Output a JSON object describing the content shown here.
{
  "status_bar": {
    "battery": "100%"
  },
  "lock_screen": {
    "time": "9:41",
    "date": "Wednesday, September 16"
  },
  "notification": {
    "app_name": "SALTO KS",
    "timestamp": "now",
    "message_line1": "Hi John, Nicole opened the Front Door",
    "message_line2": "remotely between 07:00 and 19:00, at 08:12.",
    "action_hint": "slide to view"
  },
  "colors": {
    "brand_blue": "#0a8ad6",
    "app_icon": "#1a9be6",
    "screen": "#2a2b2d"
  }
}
□ □ □
◆ **Your instructions**: Reproduce every record, matching each line exactly.

◆ **Answer to this task**:
Output a JSON object describing the content shown here.
{
  "status_bar": {
    "battery": "100%"
  },
  "lock_screen": {
    "time": "9:41",
    "date": "Wednesday, September 16"
  },
  "notification": {
    "app_name": "SALTO KS",
    "timestamp": "now",
    "message_line1": "Hi John, Nicole opened the Front Door",
    "message_line2": "remotely between 07:00 and 19:00, at 08:12.",
    "action_hint": "slide to view"
  },
  "colors": {
    "brand_blue": "#0a8ad6",
    "app_icon": "#1a9be6",
    "screen": "#2a2b2d"
  }
}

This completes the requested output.